━━ Record set ━━
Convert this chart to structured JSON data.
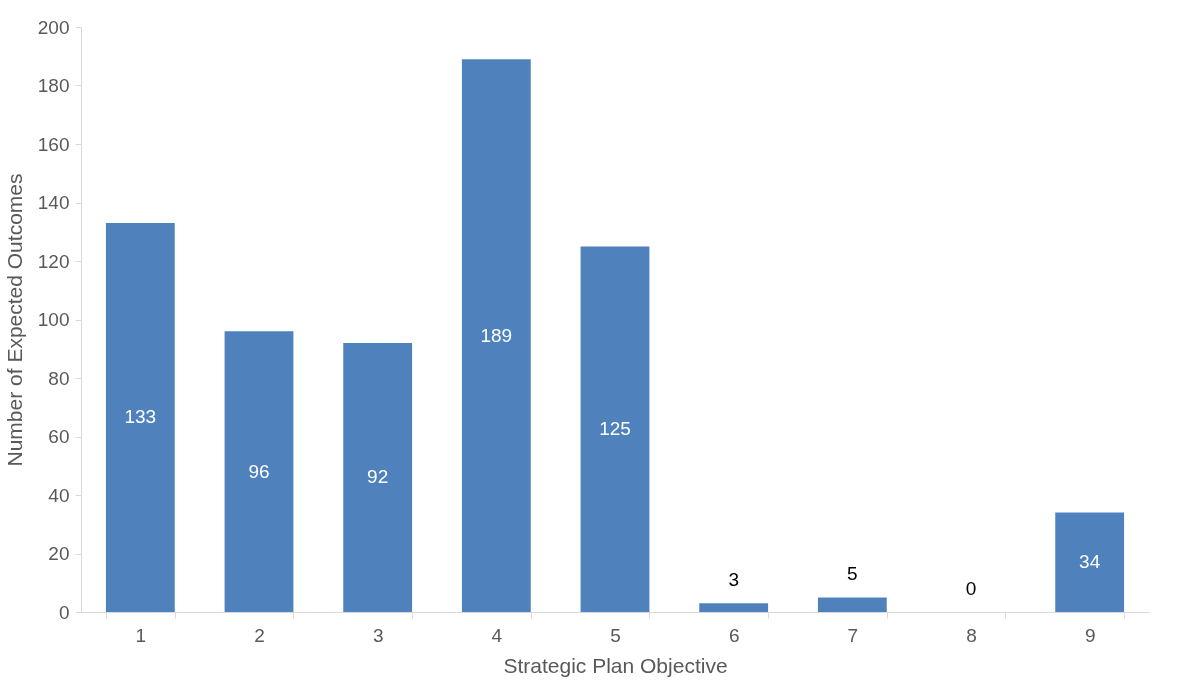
{
  "chart_data": {
    "type": "bar",
    "xlabel": "Strategic Plan Objective",
    "ylabel": "Number of Expected Outcomes",
    "categories": [
      "1",
      "2",
      "3",
      "4",
      "5",
      "6",
      "7",
      "8",
      "9"
    ],
    "values": [
      133,
      96,
      92,
      189,
      125,
      3,
      5,
      0,
      34
    ],
    "color": "#4f81bd",
    "ylim": [
      0,
      200
    ],
    "yticks": [
      0,
      20,
      40,
      60,
      80,
      100,
      120,
      140,
      160,
      180,
      200
    ],
    "grid": false,
    "data_labels": true
  }
}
━━━
* **Written instruction**: Reproduce each line exactly as it appears, omitting the pictures.

* **Result of this task**:
Convert this chart to structured JSON data.
{
  "chart_data": {
    "type": "bar",
    "xlabel": "Strategic Plan Objective",
    "ylabel": "Number of Expected Outcomes",
    "categories": [
      "1",
      "2",
      "3",
      "4",
      "5",
      "6",
      "7",
      "8",
      "9"
    ],
    "values": [
      133,
      96,
      92,
      189,
      125,
      3,
      5,
      0,
      34
    ],
    "color": "#4f81bd",
    "ylim": [
      0,
      200
    ],
    "yticks": [
      0,
      20,
      40,
      60,
      80,
      100,
      120,
      140,
      160,
      180,
      200
    ],
    "grid": false,
    "data_labels": true
  }
}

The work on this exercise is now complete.